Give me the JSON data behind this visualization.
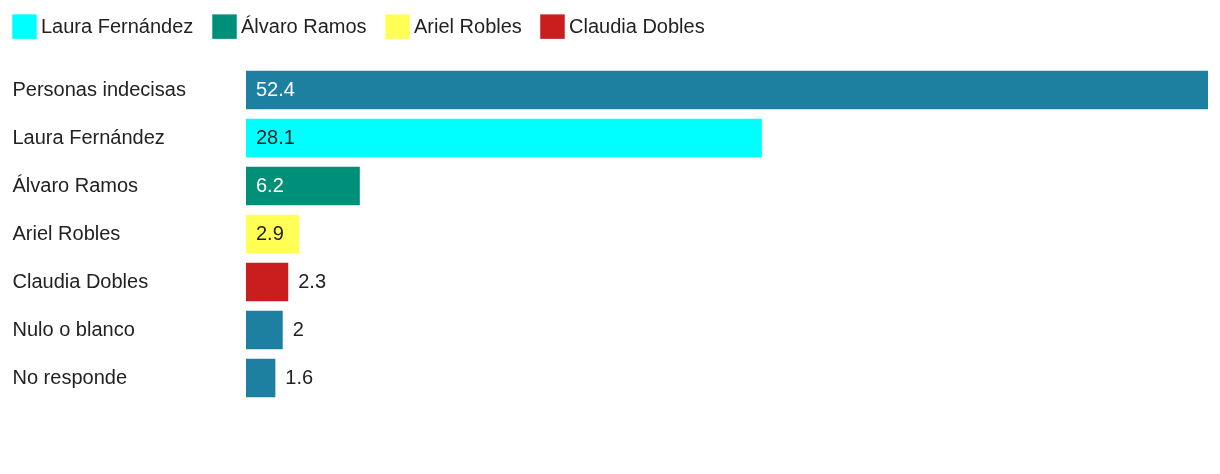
{
  "chart_data": {
    "type": "bar",
    "orientation": "horizontal",
    "categories": [
      "Personas indecisas",
      "Laura Fernández",
      "Álvaro Ramos",
      "Ariel Robles",
      "Claudia Dobles",
      "Nulo o blanco",
      "No responde"
    ],
    "series": [
      {
        "color": "#1d80a1",
        "values": [
          52.4,
          null,
          null,
          null,
          null,
          2,
          1.6
        ]
      },
      {
        "name": "Laura Fernández",
        "color": "#00ffff",
        "values": [
          null,
          28.1,
          null,
          null,
          null,
          null,
          null
        ]
      },
      {
        "name": "Álvaro Ramos",
        "color": "#008f78",
        "values": [
          null,
          null,
          6.2,
          null,
          null,
          null,
          null
        ]
      },
      {
        "name": "Ariel Robles",
        "color": "#ffff55",
        "values": [
          null,
          null,
          null,
          2.9,
          null,
          null,
          null
        ]
      },
      {
        "name": "Claudia Dobles",
        "color": "#c91d1e",
        "values": [
          null,
          null,
          null,
          null,
          2.3,
          null,
          null
        ]
      }
    ],
    "data_labels": true,
    "legend": "top left"
  }
}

+++

> What you should do
Repeat all the records above exactly, leaving out any pictures.

> The completed task
Give me the JSON data behind this visualization.
{
  "chart_data": {
    "type": "bar",
    "orientation": "horizontal",
    "categories": [
      "Personas indecisas",
      "Laura Fernández",
      "Álvaro Ramos",
      "Ariel Robles",
      "Claudia Dobles",
      "Nulo o blanco",
      "No responde"
    ],
    "series": [
      {
        "color": "#1d80a1",
        "values": [
          52.4,
          null,
          null,
          null,
          null,
          2,
          1.6
        ]
      },
      {
        "name": "Laura Fernández",
        "color": "#00ffff",
        "values": [
          null,
          28.1,
          null,
          null,
          null,
          null,
          null
        ]
      },
      {
        "name": "Álvaro Ramos",
        "color": "#008f78",
        "values": [
          null,
          null,
          6.2,
          null,
          null,
          null,
          null
        ]
      },
      {
        "name": "Ariel Robles",
        "color": "#ffff55",
        "values": [
          null,
          null,
          null,
          2.9,
          null,
          null,
          null
        ]
      },
      {
        "name": "Claudia Dobles",
        "color": "#c91d1e",
        "values": [
          null,
          null,
          null,
          null,
          2.3,
          null,
          null
        ]
      }
    ],
    "data_labels": true,
    "legend": "top left"
  }
}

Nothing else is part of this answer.